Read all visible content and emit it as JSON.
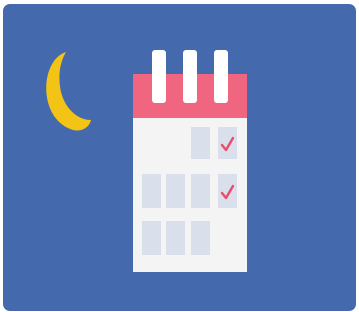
{
  "illustration": {
    "subject": "calendar-with-checkmarks-at-night",
    "icons": {
      "moon": "crescent-moon-icon",
      "calendar": "calendar-icon",
      "check": "check-mark-icon"
    },
    "colors": {
      "background": "#4569ad",
      "moon": "#f3c316",
      "calendar_header": "#f06680",
      "calendar_body": "#f4f4f4",
      "calendar_rings": "#ffffff",
      "calendar_cell": "#d9dfeb",
      "check": "#ea4d6a"
    },
    "calendar": {
      "ring_count": 3,
      "checked_cells": 2
    }
  }
}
______
**Stated problem**
Make an exact copy of the data above, pictures excluded.

**The solution**
Read all visible content and emit it as JSON.
{
  "illustration": {
    "subject": "calendar-with-checkmarks-at-night",
    "icons": {
      "moon": "crescent-moon-icon",
      "calendar": "calendar-icon",
      "check": "check-mark-icon"
    },
    "colors": {
      "background": "#4569ad",
      "moon": "#f3c316",
      "calendar_header": "#f06680",
      "calendar_body": "#f4f4f4",
      "calendar_rings": "#ffffff",
      "calendar_cell": "#d9dfeb",
      "check": "#ea4d6a"
    },
    "calendar": {
      "ring_count": 3,
      "checked_cells": 2
    }
  }
}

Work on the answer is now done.